╔══
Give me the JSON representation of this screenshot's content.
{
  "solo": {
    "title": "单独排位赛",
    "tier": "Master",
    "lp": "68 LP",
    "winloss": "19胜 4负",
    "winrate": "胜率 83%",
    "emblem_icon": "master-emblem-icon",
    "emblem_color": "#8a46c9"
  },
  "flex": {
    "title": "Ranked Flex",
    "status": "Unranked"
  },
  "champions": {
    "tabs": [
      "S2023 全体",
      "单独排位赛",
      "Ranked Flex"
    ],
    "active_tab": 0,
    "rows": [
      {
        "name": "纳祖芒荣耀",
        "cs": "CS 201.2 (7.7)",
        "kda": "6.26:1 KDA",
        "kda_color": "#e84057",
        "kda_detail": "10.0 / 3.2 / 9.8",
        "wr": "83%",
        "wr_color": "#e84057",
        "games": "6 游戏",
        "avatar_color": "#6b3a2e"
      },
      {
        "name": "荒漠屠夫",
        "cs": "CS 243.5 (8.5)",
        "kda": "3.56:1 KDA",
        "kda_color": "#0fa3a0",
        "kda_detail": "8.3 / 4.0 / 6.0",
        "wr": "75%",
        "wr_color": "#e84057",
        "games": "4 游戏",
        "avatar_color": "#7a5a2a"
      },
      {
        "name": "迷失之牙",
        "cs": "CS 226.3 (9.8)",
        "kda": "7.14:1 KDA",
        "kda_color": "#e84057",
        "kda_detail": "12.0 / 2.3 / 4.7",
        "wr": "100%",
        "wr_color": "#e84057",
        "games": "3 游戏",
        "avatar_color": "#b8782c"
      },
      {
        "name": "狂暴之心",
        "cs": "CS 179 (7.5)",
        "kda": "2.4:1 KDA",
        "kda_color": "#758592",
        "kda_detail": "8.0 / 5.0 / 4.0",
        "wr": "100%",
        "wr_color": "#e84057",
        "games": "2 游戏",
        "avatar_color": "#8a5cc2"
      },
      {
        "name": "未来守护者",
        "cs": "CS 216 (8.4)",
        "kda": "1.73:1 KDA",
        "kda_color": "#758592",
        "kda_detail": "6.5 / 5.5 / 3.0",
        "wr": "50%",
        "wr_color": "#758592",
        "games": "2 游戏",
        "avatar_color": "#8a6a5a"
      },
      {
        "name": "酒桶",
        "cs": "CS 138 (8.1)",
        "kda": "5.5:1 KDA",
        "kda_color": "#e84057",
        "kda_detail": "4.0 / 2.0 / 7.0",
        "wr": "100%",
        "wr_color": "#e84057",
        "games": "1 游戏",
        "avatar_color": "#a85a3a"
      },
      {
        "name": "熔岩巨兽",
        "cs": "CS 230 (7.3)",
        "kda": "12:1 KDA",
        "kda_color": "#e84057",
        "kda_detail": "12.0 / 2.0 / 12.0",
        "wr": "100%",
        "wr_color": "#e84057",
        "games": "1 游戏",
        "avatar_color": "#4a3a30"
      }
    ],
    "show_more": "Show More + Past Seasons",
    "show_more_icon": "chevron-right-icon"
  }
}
╚══
(WHAT IS REQUIRED): Pull every line containing "games" from the material above.

(SOLUTION):
        "games": "6 游戏",
        "games": "4 游戏",
        "games": "3 游戏",
        "games": "2 游戏",
        "games": "2 游戏",
        "games": "1 游戏",
        "games": "1 游戏",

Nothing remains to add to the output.